GIVEN EXERCISE:
Return the entries below verbatim. Pictures stay out.

****

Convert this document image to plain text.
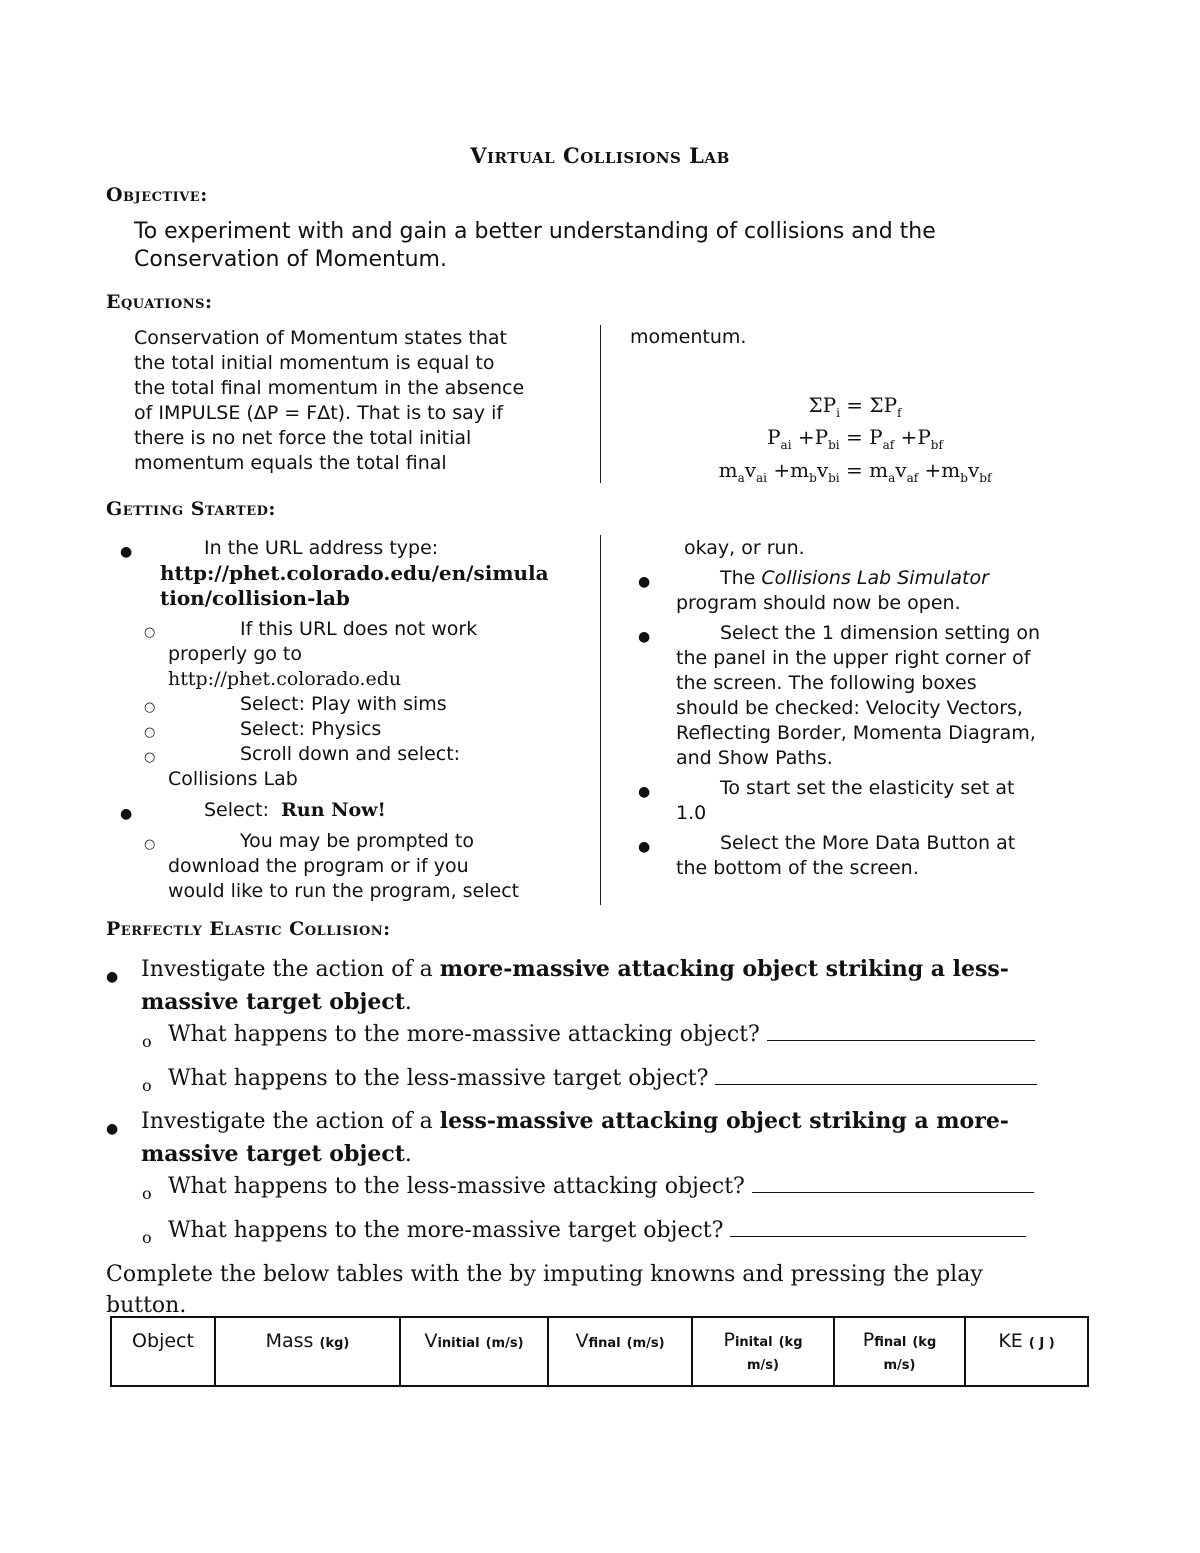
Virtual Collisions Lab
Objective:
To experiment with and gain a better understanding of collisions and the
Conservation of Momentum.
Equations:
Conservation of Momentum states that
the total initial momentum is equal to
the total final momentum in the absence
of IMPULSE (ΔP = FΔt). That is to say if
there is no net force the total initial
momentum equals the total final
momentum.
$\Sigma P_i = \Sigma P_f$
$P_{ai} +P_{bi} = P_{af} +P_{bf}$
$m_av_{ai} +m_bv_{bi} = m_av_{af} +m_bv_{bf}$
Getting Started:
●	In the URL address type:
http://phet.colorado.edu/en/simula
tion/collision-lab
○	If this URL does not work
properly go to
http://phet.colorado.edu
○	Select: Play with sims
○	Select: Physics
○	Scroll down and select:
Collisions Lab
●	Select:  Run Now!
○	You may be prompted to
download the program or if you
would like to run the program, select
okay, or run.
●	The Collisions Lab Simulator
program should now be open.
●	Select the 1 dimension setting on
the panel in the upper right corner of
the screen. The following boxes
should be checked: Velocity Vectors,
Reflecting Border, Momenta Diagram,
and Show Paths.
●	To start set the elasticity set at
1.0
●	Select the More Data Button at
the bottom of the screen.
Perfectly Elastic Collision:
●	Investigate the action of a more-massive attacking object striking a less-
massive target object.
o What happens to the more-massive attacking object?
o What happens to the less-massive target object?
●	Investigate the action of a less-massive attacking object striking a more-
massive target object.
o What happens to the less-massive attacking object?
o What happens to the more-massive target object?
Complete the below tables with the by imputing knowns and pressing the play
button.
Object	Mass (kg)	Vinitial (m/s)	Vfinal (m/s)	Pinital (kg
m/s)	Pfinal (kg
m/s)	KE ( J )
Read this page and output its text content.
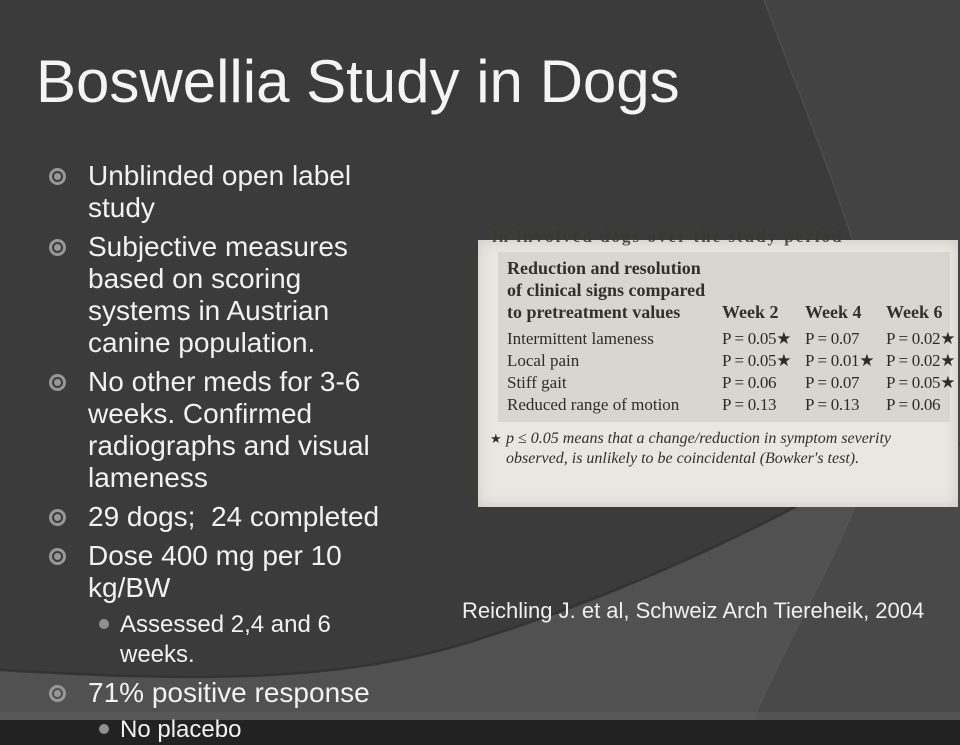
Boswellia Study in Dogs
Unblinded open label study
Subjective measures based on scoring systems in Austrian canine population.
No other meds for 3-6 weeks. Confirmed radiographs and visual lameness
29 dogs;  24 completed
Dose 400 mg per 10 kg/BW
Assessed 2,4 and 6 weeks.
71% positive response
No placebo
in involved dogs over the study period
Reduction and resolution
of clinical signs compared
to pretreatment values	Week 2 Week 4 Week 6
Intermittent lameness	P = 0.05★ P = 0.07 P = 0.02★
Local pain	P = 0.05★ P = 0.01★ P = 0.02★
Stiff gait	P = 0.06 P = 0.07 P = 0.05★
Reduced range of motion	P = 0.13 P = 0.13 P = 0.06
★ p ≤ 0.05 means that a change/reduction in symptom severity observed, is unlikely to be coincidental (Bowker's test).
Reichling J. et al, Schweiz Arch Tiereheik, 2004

****

RESPONSE:
Convert this document image to plain text.
Virtual Collisions Lab
Objective:
To experiment with and gain a better understanding of collisions and the
Conservation of Momentum.
Equations:
Conservation of Momentum states that
the total initial momentum is equal to
the total final momentum in the absence
of IMPULSE (ΔP = FΔt). That is to say if
there is no net force the total initial
momentum equals the total final
momentum.
$\Sigma P_i = \Sigma P_f$
$P_{ai} +P_{bi} = P_{af} +P_{bf}$
$m_av_{ai} +m_bv_{bi} = m_av_{af} +m_bv_{bf}$
Getting Started:
●	In the URL address type:
http://phet.colorado.edu/en/simula
tion/collision-lab
○	If this URL does not work
properly go to
http://phet.colorado.edu
○	Select: Play with sims
○	Select: Physics
○	Scroll down and select:
Collisions Lab
●	Select:  Run Now!
○	You may be prompted to
download the program or if you
would like to run the program, select
okay, or run.
●	The Collisions Lab Simulator
program should now be open.
●	Select the 1 dimension setting on
the panel in the upper right corner of
the screen. The following boxes
should be checked: Velocity Vectors,
Reflecting Border, Momenta Diagram,
and Show Paths.
●	To start set the elasticity set at
1.0
●	Select the More Data Button at
the bottom of the screen.
Perfectly Elastic Collision:
●	Investigate the action of a more-massive attacking object striking a less-
massive target object.
o What happens to the more-massive attacking object?
o What happens to the less-massive target object?
●	Investigate the action of a less-massive attacking object striking a more-
massive target object.
o What happens to the less-massive attacking object?
o What happens to the more-massive target object?
Complete the below tables with the by imputing knowns and pressing the play
button.
Object	Mass (kg)	Vinitial (m/s)	Vfinal (m/s)	Pinital (kg
m/s)	Pfinal (kg
m/s)	KE ( J )
Read this page and output its text content.
Boswellia Study in Dogs
Unblinded open label study
Subjective measures based on scoring systems in Austrian canine population.
No other meds for 3-6 weeks. Confirmed radiographs and visual lameness
29 dogs;  24 completed
Dose 400 mg per 10 kg/BW
Assessed 2,4 and 6 weeks.
71% positive response
No placebo
in involved dogs over the study period
Reduction and resolution
of clinical signs compared
to pretreatment values	Week 2 Week 4 Week 6
Intermittent lameness	P = 0.05★ P = 0.07 P = 0.02★
Local pain	P = 0.05★ P = 0.01★ P = 0.02★
Stiff gait	P = 0.06 P = 0.07 P = 0.05★
Reduced range of motion	P = 0.13 P = 0.13 P = 0.06
★ p ≤ 0.05 means that a change/reduction in symptom severity observed, is unlikely to be coincidental (Bowker's test).
Reichling J. et al, Schweiz Arch Tiereheik, 2004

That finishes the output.